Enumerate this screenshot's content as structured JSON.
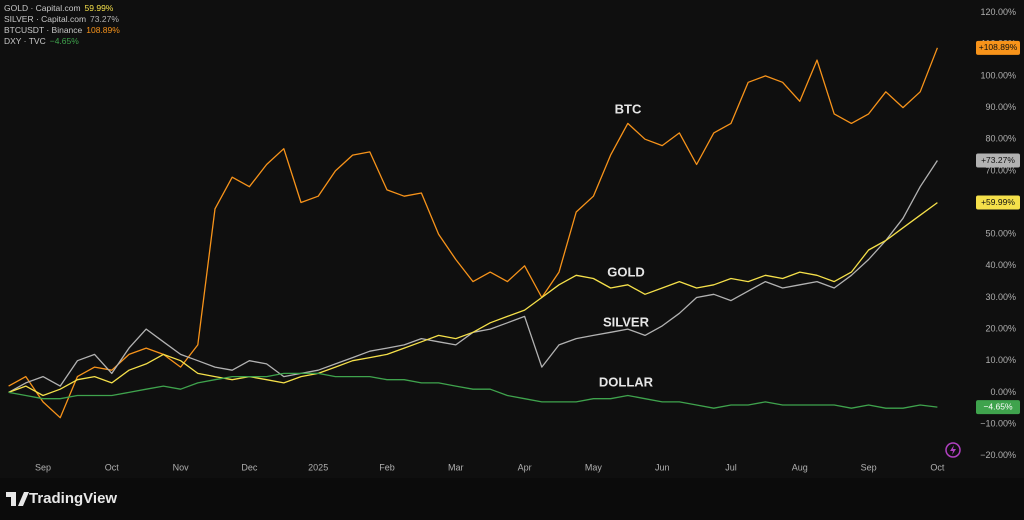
{
  "chart_data": {
    "type": "line",
    "categories": [
      null,
      null,
      "Sep",
      null,
      null,
      null,
      "Oct",
      null,
      null,
      null,
      "Nov",
      null,
      null,
      null,
      "Dec",
      null,
      null,
      null,
      "2025",
      null,
      null,
      null,
      "Feb",
      null,
      null,
      null,
      "Mar",
      null,
      null,
      null,
      "Apr",
      null,
      null,
      null,
      "May",
      null,
      null,
      null,
      "Jun",
      null,
      null,
      null,
      "Jul",
      null,
      null,
      null,
      "Aug",
      null,
      null,
      null,
      "Sep",
      null,
      null,
      null,
      "Oct"
    ],
    "series": [
      {
        "name": "BTCUSDT · Binance",
        "color": "#f7931a",
        "last_label": "108.89%",
        "badge": "+108.89%",
        "values": [
          2,
          5,
          -3,
          -8,
          5,
          8,
          7,
          12,
          14,
          12,
          8,
          15,
          58,
          68,
          65,
          72,
          77,
          60,
          62,
          70,
          75,
          76,
          64,
          62,
          63,
          50,
          42,
          35,
          38,
          35,
          40,
          30,
          38,
          57,
          62,
          75,
          85,
          80,
          78,
          82,
          72,
          82,
          85,
          98,
          100,
          98,
          92,
          105,
          88,
          85,
          88,
          95,
          90,
          95,
          108.89
        ]
      },
      {
        "name": "SILVER · Capital.com",
        "color": "#b2b2b2",
        "last_label": "73.27%",
        "badge": "+73.27%",
        "values": [
          0,
          3,
          5,
          2,
          10,
          12,
          6,
          14,
          20,
          16,
          12,
          10,
          8,
          7,
          10,
          9,
          5,
          6,
          7,
          9,
          11,
          13,
          14,
          15,
          17,
          16,
          15,
          19,
          20,
          22,
          24,
          8,
          15,
          17,
          18,
          19,
          20,
          18,
          21,
          25,
          30,
          31,
          29,
          32,
          35,
          33,
          34,
          35,
          33,
          37,
          42,
          48,
          55,
          65,
          73.27
        ]
      },
      {
        "name": "GOLD · Capital.com",
        "color": "#f5e04a",
        "last_label": "59.99%",
        "badge": "+59.99%",
        "values": [
          0,
          2,
          -1,
          1,
          4,
          5,
          3,
          7,
          9,
          12,
          10,
          6,
          5,
          4,
          5,
          4,
          3,
          5,
          6,
          8,
          10,
          11,
          12,
          14,
          16,
          18,
          17,
          19,
          22,
          24,
          26,
          30,
          34,
          37,
          36,
          33,
          34,
          31,
          33,
          35,
          33,
          34,
          36,
          35,
          37,
          36,
          38,
          37,
          35,
          38,
          45,
          48,
          52,
          56,
          59.99
        ]
      },
      {
        "name": "DXY · TVC",
        "color": "#3fa34d",
        "last_label": "−4.65%",
        "badge": "−4.65%",
        "values": [
          0,
          -1,
          -2,
          -2,
          -1,
          -1,
          -1,
          0,
          1,
          2,
          1,
          3,
          4,
          5,
          5,
          5,
          6,
          6,
          6,
          5,
          5,
          5,
          4,
          4,
          3,
          3,
          2,
          1,
          1,
          -1,
          -2,
          -3,
          -3,
          -3,
          -2,
          -2,
          -1,
          -2,
          -3,
          -3,
          -4,
          -5,
          -4,
          -4,
          -3,
          -4,
          -4,
          -4,
          -4,
          -5,
          -4,
          -5,
          -5,
          -4,
          -4.65
        ]
      }
    ],
    "legend_order": [
      2,
      1,
      0,
      3
    ],
    "annotations": [
      "BTC",
      "GOLD",
      "SILVER",
      "DOLLAR"
    ],
    "ylim": [
      -22,
      124
    ],
    "yticks": [
      {
        "value": 120,
        "label": "120.00%"
      },
      {
        "value": 110,
        "label": "110.00%"
      },
      {
        "value": 100,
        "label": "100.00%"
      },
      {
        "value": 90,
        "label": "90.00%"
      },
      {
        "value": 80,
        "label": "80.00%"
      },
      {
        "value": 70,
        "label": "70.00%"
      },
      {
        "value": 60,
        "label": "60.00%"
      },
      {
        "value": 50,
        "label": "50.00%"
      },
      {
        "value": 40,
        "label": "40.00%"
      },
      {
        "value": 30,
        "label": "30.00%"
      },
      {
        "value": 20,
        "label": "20.00%"
      },
      {
        "value": 10,
        "label": "10.00%"
      },
      {
        "value": 0,
        "label": "0.00%"
      },
      {
        "value": -10,
        "label": "−10.00%"
      },
      {
        "value": -20,
        "label": "−20.00%"
      }
    ],
    "grid": false
  },
  "brand": "TradingView"
}
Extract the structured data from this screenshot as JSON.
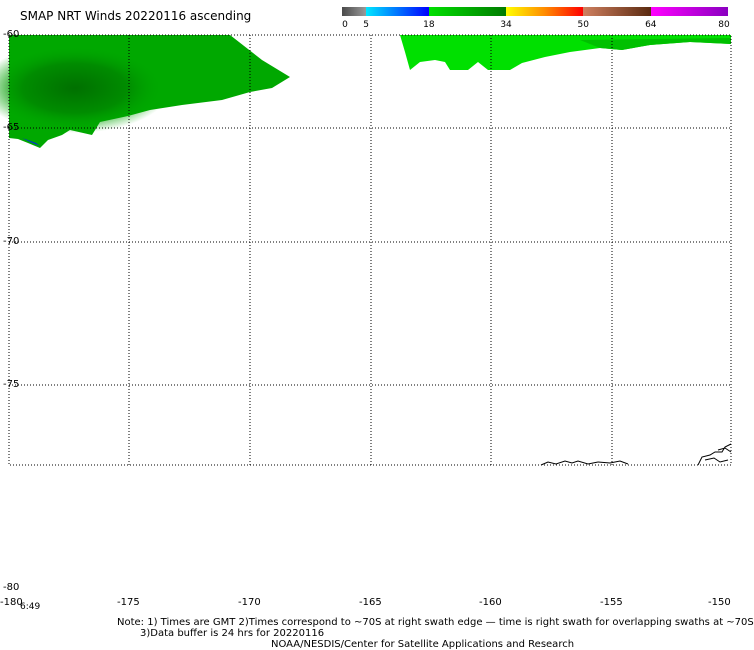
{
  "title": "SMAP NRT Winds 20220116 ascending",
  "colorbar": {
    "ticks": [
      "0",
      "5",
      "18",
      "34",
      "50",
      "64",
      "80"
    ],
    "segments": [
      {
        "from": 0,
        "to": 5,
        "colors": [
          "#4a4a4a",
          "#9a9a9a"
        ]
      },
      {
        "from": 5,
        "to": 18,
        "colors": [
          "#00e8ff",
          "#0000ff"
        ]
      },
      {
        "from": 18,
        "to": 34,
        "colors": [
          "#00e000",
          "#007a00"
        ]
      },
      {
        "from": 34,
        "to": 50,
        "colors": [
          "#ffff00",
          "#ff8c00",
          "#ff0000"
        ]
      },
      {
        "from": 50,
        "to": 64,
        "colors": [
          "#d08060",
          "#5a2a10"
        ]
      },
      {
        "from": 64,
        "to": 80,
        "colors": [
          "#ff00ff",
          "#8a00c0"
        ]
      }
    ]
  },
  "map": {
    "lat_labels": [
      "-60",
      "-65",
      "-70",
      "-75",
      "-80"
    ],
    "lon_labels": [
      "-180",
      "-175",
      "-170",
      "-165",
      "-160",
      "-155",
      "-150"
    ],
    "time_label": "6:49",
    "colors": {
      "wind_dark_green": "#008c00",
      "wind_green": "#00c000",
      "wind_bright_green": "#00e000",
      "wind_blue": "#0033cc",
      "grid": "#000000",
      "coastline": "#000000"
    }
  },
  "notes": {
    "line1": "Note: 1) Times are GMT 2)Times correspond to ~70S at right swath edge — time is right swath for overlapping swaths at ~70S",
    "line2": "3)Data buffer is 24 hrs for 20220116",
    "line3": "NOAA/NESDIS/Center for Satellite Applications and Research"
  }
}
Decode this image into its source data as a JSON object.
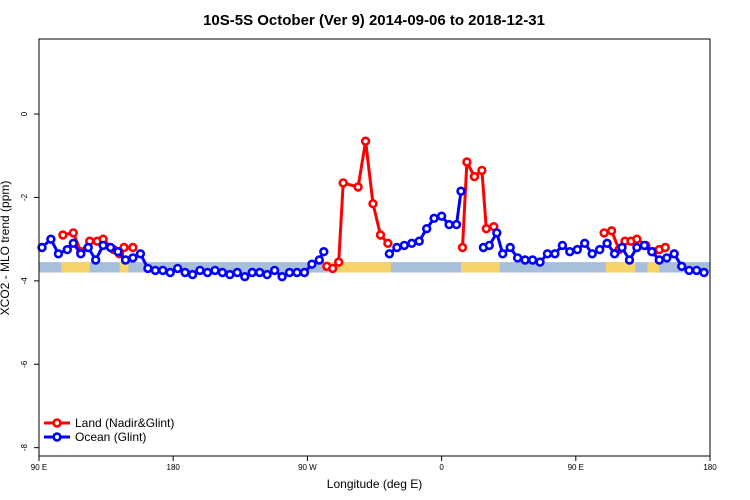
{
  "chart_data": {
    "type": "line",
    "title": "10S-5S October (Ver 9)   2014-09-06 to 2018-12-31",
    "xlabel": "Longitude (deg E)",
    "ylabel": "XCO2 - MLO trend (ppm)",
    "xlim": [
      0,
      450
    ],
    "ylim": [
      -8.2,
      1.8
    ],
    "x_ticks": [
      {
        "value": 0,
        "label": "90 E"
      },
      {
        "value": 90,
        "label": "180"
      },
      {
        "value": 180,
        "label": "90 W"
      },
      {
        "value": 270,
        "label": "0"
      },
      {
        "value": 360,
        "label": "90 E"
      },
      {
        "value": 450,
        "label": "180"
      }
    ],
    "y_ticks": [
      0,
      -2,
      -4,
      -6,
      -8
    ],
    "grid": false,
    "legend_position": "bottom-left",
    "colors": {
      "land": "#ff0000",
      "ocean": "#0000ff",
      "sea_band": "#a8bfdc",
      "land_band": "#f7d46a"
    },
    "band": {
      "y_top": -3.55,
      "y_bottom": -3.8,
      "land_segments": [
        [
          195,
          236
        ],
        [
          283,
          309
        ],
        [
          15,
          34
        ],
        [
          54,
          60
        ],
        [
          380,
          400
        ],
        [
          408,
          416
        ]
      ]
    },
    "series": [
      {
        "name": "Land (Nadir&Glint)",
        "color": "#ff0000",
        "segments": [
          [
            [
              16,
              -2.9
            ],
            [
              23,
              -2.85
            ],
            [
              28,
              -3.3
            ],
            [
              34,
              -3.05
            ],
            [
              39,
              -3.05
            ],
            [
              43,
              -3.0
            ],
            [
              50,
              -3.25
            ],
            [
              54,
              -3.35
            ],
            [
              57,
              -3.2
            ],
            [
              63,
              -3.2
            ]
          ],
          [
            [
              193,
              -3.65
            ],
            [
              197,
              -3.7
            ],
            [
              201,
              -3.55
            ],
            [
              204,
              -1.65
            ],
            [
              214,
              -1.75
            ],
            [
              219,
              -0.65
            ],
            [
              224,
              -2.15
            ],
            [
              229,
              -2.9
            ],
            [
              234,
              -3.1
            ]
          ],
          [
            [
              284,
              -3.2
            ],
            [
              287,
              -1.15
            ],
            [
              292,
              -1.5
            ],
            [
              297,
              -1.35
            ],
            [
              300,
              -2.75
            ],
            [
              305,
              -2.7
            ]
          ],
          [
            [
              379,
              -2.85
            ],
            [
              384,
              -2.8
            ],
            [
              389,
              -3.25
            ],
            [
              393,
              -3.05
            ],
            [
              397,
              -3.05
            ],
            [
              401,
              -3.0
            ],
            [
              407,
              -3.15
            ],
            [
              412,
              -3.3
            ],
            [
              416,
              -3.25
            ],
            [
              420,
              -3.2
            ]
          ]
        ]
      },
      {
        "name": "Ocean (Glint)",
        "color": "#0000ff",
        "segments": [
          [
            [
              2,
              -3.2
            ],
            [
              8,
              -3.0
            ],
            [
              13,
              -3.35
            ],
            [
              19,
              -3.25
            ],
            [
              23,
              -3.1
            ],
            [
              28,
              -3.35
            ],
            [
              33,
              -3.2
            ],
            [
              38,
              -3.5
            ],
            [
              43,
              -3.15
            ],
            [
              48,
              -3.2
            ],
            [
              53,
              -3.3
            ],
            [
              58,
              -3.5
            ],
            [
              63,
              -3.45
            ],
            [
              68,
              -3.35
            ],
            [
              73,
              -3.7
            ],
            [
              78,
              -3.75
            ],
            [
              83,
              -3.75
            ],
            [
              88,
              -3.8
            ],
            [
              93,
              -3.7
            ],
            [
              98,
              -3.8
            ],
            [
              103,
              -3.85
            ],
            [
              108,
              -3.75
            ],
            [
              113,
              -3.8
            ],
            [
              118,
              -3.75
            ],
            [
              123,
              -3.8
            ],
            [
              128,
              -3.85
            ],
            [
              133,
              -3.8
            ],
            [
              138,
              -3.9
            ],
            [
              143,
              -3.8
            ],
            [
              148,
              -3.8
            ],
            [
              153,
              -3.85
            ],
            [
              158,
              -3.75
            ],
            [
              163,
              -3.9
            ],
            [
              168,
              -3.8
            ],
            [
              173,
              -3.8
            ],
            [
              178,
              -3.8
            ],
            [
              183,
              -3.6
            ],
            [
              188,
              -3.5
            ],
            [
              191,
              -3.3
            ]
          ],
          [
            [
              235,
              -3.35
            ],
            [
              240,
              -3.2
            ],
            [
              245,
              -3.15
            ],
            [
              250,
              -3.1
            ],
            [
              255,
              -3.05
            ],
            [
              260,
              -2.75
            ],
            [
              265,
              -2.5
            ],
            [
              270,
              -2.45
            ],
            [
              275,
              -2.65
            ],
            [
              280,
              -2.65
            ],
            [
              283,
              -1.85
            ]
          ],
          [
            [
              298,
              -3.2
            ],
            [
              302,
              -3.15
            ],
            [
              307,
              -2.85
            ],
            [
              311,
              -3.35
            ],
            [
              316,
              -3.2
            ],
            [
              321,
              -3.45
            ],
            [
              326,
              -3.5
            ],
            [
              331,
              -3.5
            ],
            [
              336,
              -3.55
            ],
            [
              341,
              -3.35
            ],
            [
              346,
              -3.35
            ],
            [
              351,
              -3.15
            ],
            [
              356,
              -3.3
            ],
            [
              361,
              -3.25
            ],
            [
              366,
              -3.1
            ],
            [
              371,
              -3.35
            ],
            [
              376,
              -3.25
            ],
            [
              381,
              -3.1
            ],
            [
              386,
              -3.35
            ],
            [
              391,
              -3.2
            ],
            [
              396,
              -3.5
            ],
            [
              401,
              -3.2
            ],
            [
              406,
              -3.15
            ],
            [
              411,
              -3.3
            ],
            [
              416,
              -3.5
            ],
            [
              421,
              -3.45
            ],
            [
              426,
              -3.35
            ],
            [
              431,
              -3.65
            ],
            [
              436,
              -3.75
            ],
            [
              441,
              -3.75
            ],
            [
              446,
              -3.8
            ]
          ]
        ]
      }
    ]
  }
}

● SET TASK
Give only the number of lines in the entries above that contain the string "this".

● OUTPUT OF THE TASK
3